(Extracted records)
_ _ _

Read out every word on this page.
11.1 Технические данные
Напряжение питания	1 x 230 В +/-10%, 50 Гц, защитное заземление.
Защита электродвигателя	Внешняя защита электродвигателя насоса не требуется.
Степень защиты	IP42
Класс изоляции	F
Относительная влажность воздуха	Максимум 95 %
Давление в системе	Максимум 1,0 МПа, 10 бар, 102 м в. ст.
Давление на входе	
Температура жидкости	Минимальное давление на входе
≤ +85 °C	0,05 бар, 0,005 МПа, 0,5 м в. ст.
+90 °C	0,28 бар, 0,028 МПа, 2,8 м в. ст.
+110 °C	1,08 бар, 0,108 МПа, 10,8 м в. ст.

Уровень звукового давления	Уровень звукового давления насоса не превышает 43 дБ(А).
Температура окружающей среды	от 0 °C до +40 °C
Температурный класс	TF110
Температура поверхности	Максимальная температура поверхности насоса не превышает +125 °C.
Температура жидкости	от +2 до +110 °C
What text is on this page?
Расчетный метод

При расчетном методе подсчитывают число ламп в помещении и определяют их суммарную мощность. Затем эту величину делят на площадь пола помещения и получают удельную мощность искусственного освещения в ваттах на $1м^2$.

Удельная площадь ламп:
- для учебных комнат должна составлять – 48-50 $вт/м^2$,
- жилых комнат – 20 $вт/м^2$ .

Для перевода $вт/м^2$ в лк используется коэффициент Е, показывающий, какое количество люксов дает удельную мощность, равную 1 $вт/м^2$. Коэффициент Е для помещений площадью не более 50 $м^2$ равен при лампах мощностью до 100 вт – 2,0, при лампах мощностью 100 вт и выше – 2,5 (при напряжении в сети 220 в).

_ _ _

Each line above is to be repeated exactly.

Read out every word on this page.
11.1 Технические данные
Напряжение питания	1 x 230 В +/-10%, 50 Гц, защитное заземление.
Защита электродвигателя	Внешняя защита электродвигателя насоса не требуется.
Степень защиты	IP42
Класс изоляции	F
Относительная влажность воздуха	Максимум 95 %
Давление в системе	Максимум 1,0 МПа, 10 бар, 102 м в. ст.
Давление на входе	
Температура жидкости	Минимальное давление на входе
≤ +85 °C	0,05 бар, 0,005 МПа, 0,5 м в. ст.
+90 °C	0,28 бар, 0,028 МПа, 2,8 м в. ст.
+110 °C	1,08 бар, 0,108 МПа, 10,8 м в. ст.

Уровень звукового давления	Уровень звукового давления насоса не превышает 43 дБ(А).
Температура окружающей среды	от 0 °C до +40 °C
Температурный класс	TF110
Температура поверхности	Максимальная температура поверхности насоса не превышает +125 °C.
Температура жидкости	от +2 до +110 °C
What text is on this page?
Расчетный метод

При расчетном методе подсчитывают число ламп в помещении и определяют их суммарную мощность. Затем эту величину делят на площадь пола помещения и получают удельную мощность искусственного освещения в ваттах на $1м^2$.

Удельная площадь ламп:
- для учебных комнат должна составлять – 48-50 $вт/м^2$,
- жилых комнат – 20 $вт/м^2$ .

Для перевода $вт/м^2$ в лк используется коэффициент Е, показывающий, какое количество люксов дает удельную мощность, равную 1 $вт/м^2$. Коэффициент Е для помещений площадью не более 50 $м^2$ равен при лампах мощностью до 100 вт – 2,0, при лампах мощностью 100 вт и выше – 2,5 (при напряжении в сети 220 в).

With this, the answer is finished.